Below are some records. Say in a single number how many of their lines include the word "svobodném".

[Saved data entries]
=-=-=-=-=
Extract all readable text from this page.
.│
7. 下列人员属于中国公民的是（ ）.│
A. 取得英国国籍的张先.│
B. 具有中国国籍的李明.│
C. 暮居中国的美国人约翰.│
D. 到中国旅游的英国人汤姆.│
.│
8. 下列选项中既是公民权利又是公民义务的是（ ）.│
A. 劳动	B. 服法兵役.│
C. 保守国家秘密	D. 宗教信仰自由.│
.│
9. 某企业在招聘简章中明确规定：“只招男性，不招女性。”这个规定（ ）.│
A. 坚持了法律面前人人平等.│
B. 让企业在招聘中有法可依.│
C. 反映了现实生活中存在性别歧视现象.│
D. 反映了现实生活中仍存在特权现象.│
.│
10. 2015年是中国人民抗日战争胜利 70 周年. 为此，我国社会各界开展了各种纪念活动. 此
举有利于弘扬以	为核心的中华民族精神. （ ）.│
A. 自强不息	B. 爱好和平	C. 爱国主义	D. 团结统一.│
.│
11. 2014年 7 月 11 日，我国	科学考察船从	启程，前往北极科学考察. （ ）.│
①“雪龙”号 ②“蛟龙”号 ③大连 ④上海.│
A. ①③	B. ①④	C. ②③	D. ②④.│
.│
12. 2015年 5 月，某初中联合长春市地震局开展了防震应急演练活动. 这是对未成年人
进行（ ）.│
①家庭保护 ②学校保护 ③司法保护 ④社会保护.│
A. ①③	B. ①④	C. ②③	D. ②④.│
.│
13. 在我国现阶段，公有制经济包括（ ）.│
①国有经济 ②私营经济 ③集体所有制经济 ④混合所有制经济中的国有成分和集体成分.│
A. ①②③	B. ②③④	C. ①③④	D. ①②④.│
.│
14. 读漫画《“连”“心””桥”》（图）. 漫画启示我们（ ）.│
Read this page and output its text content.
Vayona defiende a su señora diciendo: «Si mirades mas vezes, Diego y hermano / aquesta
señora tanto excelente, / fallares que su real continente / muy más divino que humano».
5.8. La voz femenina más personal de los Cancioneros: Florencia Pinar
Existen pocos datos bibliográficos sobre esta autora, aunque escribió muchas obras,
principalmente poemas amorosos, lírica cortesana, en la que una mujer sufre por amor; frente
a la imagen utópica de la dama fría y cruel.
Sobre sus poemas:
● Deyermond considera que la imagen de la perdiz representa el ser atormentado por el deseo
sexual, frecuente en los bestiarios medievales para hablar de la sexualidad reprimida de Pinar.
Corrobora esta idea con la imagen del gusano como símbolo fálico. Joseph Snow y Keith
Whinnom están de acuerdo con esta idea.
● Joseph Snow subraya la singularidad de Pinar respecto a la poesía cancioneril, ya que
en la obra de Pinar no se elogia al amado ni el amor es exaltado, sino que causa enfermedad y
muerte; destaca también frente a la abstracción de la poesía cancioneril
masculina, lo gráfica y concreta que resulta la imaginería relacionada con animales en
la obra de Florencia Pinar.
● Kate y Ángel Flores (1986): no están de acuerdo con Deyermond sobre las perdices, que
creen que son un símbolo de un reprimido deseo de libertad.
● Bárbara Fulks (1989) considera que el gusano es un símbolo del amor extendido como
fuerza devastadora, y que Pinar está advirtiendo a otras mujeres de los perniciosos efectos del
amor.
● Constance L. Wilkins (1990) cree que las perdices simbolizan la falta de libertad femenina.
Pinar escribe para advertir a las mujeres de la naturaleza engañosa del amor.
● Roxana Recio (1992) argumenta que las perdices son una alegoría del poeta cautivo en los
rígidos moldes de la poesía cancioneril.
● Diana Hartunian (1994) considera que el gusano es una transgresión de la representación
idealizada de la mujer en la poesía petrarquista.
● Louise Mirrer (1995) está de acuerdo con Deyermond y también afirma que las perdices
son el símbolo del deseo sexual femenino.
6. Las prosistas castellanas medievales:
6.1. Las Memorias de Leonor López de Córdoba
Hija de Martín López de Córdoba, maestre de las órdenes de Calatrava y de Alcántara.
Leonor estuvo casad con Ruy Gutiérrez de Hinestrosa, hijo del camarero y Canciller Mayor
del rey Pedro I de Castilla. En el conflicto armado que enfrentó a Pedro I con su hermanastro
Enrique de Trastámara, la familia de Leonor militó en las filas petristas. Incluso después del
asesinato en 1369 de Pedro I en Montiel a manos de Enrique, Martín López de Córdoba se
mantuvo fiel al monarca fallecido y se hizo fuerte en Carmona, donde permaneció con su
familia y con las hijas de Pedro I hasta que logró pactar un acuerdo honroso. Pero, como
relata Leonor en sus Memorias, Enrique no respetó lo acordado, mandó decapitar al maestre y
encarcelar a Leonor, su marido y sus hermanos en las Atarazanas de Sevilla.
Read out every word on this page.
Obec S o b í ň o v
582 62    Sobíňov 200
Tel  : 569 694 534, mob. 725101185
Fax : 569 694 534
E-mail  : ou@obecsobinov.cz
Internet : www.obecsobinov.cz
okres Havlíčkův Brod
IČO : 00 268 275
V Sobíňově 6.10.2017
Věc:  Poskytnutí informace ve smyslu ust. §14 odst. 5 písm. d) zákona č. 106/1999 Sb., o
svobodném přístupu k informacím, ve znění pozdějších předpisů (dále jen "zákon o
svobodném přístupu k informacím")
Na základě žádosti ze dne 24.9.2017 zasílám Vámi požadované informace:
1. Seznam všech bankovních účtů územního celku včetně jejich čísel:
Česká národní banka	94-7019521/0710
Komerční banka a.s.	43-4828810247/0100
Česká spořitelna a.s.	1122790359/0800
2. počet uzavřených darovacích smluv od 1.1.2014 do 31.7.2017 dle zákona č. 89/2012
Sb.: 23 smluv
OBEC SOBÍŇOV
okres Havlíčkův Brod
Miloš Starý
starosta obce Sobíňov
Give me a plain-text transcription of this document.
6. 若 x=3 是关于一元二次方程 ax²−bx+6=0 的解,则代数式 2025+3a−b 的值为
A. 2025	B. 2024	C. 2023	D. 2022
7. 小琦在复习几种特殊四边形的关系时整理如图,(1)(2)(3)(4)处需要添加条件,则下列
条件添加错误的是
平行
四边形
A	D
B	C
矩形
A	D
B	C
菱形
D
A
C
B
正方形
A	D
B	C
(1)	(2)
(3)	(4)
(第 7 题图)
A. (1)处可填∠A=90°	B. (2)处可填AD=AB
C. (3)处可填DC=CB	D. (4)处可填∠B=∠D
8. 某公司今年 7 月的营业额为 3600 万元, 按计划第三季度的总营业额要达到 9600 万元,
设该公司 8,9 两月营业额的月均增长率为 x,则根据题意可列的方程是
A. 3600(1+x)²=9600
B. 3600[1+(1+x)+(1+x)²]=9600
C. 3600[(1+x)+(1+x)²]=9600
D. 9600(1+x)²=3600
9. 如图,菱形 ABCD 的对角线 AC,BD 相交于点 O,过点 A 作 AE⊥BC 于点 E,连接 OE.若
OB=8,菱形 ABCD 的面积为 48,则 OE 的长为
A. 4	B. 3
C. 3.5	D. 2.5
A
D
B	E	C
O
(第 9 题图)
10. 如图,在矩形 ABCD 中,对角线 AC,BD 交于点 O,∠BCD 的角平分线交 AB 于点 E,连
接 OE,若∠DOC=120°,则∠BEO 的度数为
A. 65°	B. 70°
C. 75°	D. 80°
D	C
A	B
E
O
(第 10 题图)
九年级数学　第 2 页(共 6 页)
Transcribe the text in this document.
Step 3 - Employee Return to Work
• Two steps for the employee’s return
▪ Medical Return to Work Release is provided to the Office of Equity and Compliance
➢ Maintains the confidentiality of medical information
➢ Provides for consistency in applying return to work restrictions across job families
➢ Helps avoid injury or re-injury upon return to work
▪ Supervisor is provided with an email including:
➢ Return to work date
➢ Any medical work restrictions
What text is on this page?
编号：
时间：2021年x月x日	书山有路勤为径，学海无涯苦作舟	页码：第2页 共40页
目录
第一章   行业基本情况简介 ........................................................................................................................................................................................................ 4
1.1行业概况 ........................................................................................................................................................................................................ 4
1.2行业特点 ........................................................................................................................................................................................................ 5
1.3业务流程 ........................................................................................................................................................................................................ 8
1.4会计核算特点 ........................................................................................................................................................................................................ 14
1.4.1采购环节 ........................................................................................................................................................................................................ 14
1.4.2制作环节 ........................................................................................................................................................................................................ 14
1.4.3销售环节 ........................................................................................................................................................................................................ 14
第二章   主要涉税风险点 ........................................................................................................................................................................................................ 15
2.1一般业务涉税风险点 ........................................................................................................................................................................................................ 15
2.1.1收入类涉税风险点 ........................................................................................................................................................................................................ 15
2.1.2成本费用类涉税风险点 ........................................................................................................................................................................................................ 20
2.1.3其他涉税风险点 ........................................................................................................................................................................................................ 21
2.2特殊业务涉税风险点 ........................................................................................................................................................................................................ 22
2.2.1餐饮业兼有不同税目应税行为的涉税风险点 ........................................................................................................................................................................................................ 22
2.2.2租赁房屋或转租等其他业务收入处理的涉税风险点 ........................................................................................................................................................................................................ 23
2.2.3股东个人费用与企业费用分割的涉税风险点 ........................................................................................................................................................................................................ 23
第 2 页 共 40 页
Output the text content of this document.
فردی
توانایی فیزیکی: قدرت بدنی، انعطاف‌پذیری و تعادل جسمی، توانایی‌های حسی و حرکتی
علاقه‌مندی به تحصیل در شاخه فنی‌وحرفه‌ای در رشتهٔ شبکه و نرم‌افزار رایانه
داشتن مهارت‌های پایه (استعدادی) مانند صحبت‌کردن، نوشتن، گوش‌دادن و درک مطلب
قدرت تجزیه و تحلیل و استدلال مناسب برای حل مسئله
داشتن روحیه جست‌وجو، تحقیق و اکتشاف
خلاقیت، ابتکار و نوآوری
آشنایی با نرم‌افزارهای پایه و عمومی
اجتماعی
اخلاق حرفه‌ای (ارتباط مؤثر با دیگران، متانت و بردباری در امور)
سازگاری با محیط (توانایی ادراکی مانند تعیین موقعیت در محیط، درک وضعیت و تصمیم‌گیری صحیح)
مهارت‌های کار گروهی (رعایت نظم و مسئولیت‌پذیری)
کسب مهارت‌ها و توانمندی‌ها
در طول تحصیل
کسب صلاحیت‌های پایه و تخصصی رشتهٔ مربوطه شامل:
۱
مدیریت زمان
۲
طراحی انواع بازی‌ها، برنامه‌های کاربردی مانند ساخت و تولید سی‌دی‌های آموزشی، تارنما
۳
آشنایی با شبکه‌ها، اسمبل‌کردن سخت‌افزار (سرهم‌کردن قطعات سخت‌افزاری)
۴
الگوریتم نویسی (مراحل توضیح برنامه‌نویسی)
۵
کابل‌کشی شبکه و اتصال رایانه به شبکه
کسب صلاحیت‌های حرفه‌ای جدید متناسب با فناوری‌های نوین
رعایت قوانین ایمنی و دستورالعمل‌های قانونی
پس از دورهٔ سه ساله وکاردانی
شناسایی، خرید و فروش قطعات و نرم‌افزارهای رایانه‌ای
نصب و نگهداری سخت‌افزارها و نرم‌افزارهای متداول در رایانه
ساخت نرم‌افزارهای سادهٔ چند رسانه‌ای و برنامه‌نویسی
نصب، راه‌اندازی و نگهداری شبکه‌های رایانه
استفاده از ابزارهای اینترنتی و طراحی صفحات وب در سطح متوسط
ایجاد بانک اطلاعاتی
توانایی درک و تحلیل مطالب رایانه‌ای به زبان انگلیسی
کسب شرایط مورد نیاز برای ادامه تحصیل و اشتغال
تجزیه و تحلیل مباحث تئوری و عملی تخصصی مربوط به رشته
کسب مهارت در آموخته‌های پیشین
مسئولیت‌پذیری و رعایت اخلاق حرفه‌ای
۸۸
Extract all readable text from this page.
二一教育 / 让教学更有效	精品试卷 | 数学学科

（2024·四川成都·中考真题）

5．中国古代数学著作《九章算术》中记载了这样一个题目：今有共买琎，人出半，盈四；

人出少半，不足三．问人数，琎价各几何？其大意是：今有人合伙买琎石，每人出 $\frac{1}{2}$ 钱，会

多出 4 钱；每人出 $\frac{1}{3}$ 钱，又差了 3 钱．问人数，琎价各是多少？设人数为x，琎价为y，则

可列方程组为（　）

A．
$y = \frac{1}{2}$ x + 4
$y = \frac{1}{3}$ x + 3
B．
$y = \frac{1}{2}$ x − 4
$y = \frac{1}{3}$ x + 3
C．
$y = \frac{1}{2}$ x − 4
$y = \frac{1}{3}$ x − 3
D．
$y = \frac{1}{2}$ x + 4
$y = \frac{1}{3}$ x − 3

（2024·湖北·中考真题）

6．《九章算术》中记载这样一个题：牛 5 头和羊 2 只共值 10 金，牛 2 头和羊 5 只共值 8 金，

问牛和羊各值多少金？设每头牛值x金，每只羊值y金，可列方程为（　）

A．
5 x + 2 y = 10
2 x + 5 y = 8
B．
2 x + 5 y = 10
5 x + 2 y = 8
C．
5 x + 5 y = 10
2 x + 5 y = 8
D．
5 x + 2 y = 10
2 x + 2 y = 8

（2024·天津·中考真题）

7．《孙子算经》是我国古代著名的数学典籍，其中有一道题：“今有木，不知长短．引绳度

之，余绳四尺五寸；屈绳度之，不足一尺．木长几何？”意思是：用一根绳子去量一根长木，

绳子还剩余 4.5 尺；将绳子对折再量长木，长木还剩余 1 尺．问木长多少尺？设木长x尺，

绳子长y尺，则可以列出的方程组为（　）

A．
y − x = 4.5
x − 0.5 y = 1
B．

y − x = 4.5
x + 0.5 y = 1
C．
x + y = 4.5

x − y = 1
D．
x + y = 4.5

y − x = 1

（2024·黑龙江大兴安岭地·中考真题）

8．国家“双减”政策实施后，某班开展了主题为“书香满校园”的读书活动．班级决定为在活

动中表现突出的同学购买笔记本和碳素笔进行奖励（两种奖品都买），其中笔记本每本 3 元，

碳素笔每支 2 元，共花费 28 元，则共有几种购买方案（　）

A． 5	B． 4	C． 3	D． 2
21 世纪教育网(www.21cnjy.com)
=-=-=-=-=
- **ANSWER FOR THIS EXERCISE**
2